──────── RECORDS SUPPLIED
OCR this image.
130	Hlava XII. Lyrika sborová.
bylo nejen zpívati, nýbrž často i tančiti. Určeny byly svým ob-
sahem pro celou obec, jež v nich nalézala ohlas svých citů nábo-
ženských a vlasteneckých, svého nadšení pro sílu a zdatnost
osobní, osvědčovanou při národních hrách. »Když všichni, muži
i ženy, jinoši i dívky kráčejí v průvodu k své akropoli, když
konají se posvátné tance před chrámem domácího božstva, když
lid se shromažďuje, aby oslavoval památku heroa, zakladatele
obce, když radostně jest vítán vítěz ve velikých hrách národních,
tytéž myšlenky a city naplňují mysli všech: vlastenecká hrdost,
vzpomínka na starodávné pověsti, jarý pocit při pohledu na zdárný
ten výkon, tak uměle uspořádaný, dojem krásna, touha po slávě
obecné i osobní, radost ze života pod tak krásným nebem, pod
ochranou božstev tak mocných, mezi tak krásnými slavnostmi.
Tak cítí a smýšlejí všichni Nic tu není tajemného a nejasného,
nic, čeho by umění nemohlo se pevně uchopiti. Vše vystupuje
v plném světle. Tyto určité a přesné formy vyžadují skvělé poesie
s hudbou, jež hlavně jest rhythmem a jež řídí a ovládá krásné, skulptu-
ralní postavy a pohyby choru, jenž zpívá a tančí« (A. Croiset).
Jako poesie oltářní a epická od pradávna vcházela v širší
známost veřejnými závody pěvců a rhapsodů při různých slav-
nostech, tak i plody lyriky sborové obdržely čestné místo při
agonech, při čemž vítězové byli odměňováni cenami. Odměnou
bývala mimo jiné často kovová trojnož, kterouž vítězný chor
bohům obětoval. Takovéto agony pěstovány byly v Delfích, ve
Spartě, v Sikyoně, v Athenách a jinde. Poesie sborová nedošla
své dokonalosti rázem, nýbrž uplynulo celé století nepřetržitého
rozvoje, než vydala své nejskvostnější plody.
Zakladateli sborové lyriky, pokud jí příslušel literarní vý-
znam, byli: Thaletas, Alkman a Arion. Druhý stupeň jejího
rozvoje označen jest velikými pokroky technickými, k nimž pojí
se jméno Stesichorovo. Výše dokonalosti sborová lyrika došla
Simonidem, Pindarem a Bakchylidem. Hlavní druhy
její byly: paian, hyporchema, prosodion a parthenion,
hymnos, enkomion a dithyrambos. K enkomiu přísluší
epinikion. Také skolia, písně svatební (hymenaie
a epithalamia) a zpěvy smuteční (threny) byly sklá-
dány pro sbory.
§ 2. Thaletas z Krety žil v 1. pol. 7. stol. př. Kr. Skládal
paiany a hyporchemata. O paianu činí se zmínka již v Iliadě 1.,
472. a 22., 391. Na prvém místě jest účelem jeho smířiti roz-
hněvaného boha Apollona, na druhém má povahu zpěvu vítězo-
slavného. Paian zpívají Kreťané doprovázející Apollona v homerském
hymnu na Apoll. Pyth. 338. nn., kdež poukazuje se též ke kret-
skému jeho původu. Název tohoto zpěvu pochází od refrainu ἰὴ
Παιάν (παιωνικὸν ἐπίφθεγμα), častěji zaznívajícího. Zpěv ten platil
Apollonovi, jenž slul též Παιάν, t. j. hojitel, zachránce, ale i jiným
────────────────
WORK INSTRUCTIONS – Transcribe the whole listing with nothing added or left out.

ANSWER TO THE PROBLEM –
OCR this image.
130	Hlava XII. Lyrika sborová.
bylo nejen zpívati, nýbrž často i tančiti. Určeny byly svým ob-
sahem pro celou obec, jež v nich nalézala ohlas svých citů nábo-
ženských a vlasteneckých, svého nadšení pro sílu a zdatnost
osobní, osvědčovanou při národních hrách. »Když všichni, muži
i ženy, jinoši i dívky kráčejí v průvodu k své akropoli, když
konají se posvátné tance před chrámem domácího božstva, když
lid se shromažďuje, aby oslavoval památku heroa, zakladatele
obce, když radostně jest vítán vítěz ve velikých hrách národních,
tytéž myšlenky a city naplňují mysli všech: vlastenecká hrdost,
vzpomínka na starodávné pověsti, jarý pocit při pohledu na zdárný
ten výkon, tak uměle uspořádaný, dojem krásna, touha po slávě
obecné i osobní, radost ze života pod tak krásným nebem, pod
ochranou božstev tak mocných, mezi tak krásnými slavnostmi.
Tak cítí a smýšlejí všichni Nic tu není tajemného a nejasného,
nic, čeho by umění nemohlo se pevně uchopiti. Vše vystupuje
v plném světle. Tyto určité a přesné formy vyžadují skvělé poesie
s hudbou, jež hlavně jest rhythmem a jež řídí a ovládá krásné, skulptu-
ralní postavy a pohyby choru, jenž zpívá a tančí« (A. Croiset).
Jako poesie oltářní a epická od pradávna vcházela v širší
známost veřejnými závody pěvců a rhapsodů při různých slav-
nostech, tak i plody lyriky sborové obdržely čestné místo při
agonech, při čemž vítězové byli odměňováni cenami. Odměnou
bývala mimo jiné často kovová trojnož, kterouž vítězný chor
bohům obětoval. Takovéto agony pěstovány byly v Delfích, ve
Spartě, v Sikyoně, v Athenách a jinde. Poesie sborová nedošla
své dokonalosti rázem, nýbrž uplynulo celé století nepřetržitého
rozvoje, než vydala své nejskvostnější plody.
Zakladateli sborové lyriky, pokud jí příslušel literarní vý-
znam, byli: Thaletas, Alkman a Arion. Druhý stupeň jejího
rozvoje označen jest velikými pokroky technickými, k nimž pojí
se jméno Stesichorovo. Výše dokonalosti sborová lyrika došla
Simonidem, Pindarem a Bakchylidem. Hlavní druhy
její byly: paian, hyporchema, prosodion a parthenion,
hymnos, enkomion a dithyrambos. K enkomiu přísluší
epinikion. Také skolia, písně svatební (hymenaie
a epithalamia) a zpěvy smuteční (threny) byly sklá-
dány pro sbory.
§ 2. Thaletas z Krety žil v 1. pol. 7. stol. př. Kr. Skládal
paiany a hyporchemata. O paianu činí se zmínka již v Iliadě 1.,
472. a 22., 391. Na prvém místě jest účelem jeho smířiti roz-
hněvaného boha Apollona, na druhém má povahu zpěvu vítězo-
slavného. Paian zpívají Kreťané doprovázející Apollona v homerském
hymnu na Apoll. Pyth. 338. nn., kdež poukazuje se též ke kret-
skému jeho původu. Název tohoto zpěvu pochází od refrainu ἰὴ
Παιάν (παιωνικὸν ἐπίφθεγμα), častěji zaznívajícího. Zpěv ten platil
Apollonovi, jenž slul též Παιάν, t. j. hojitel, zachránce, ale i jiným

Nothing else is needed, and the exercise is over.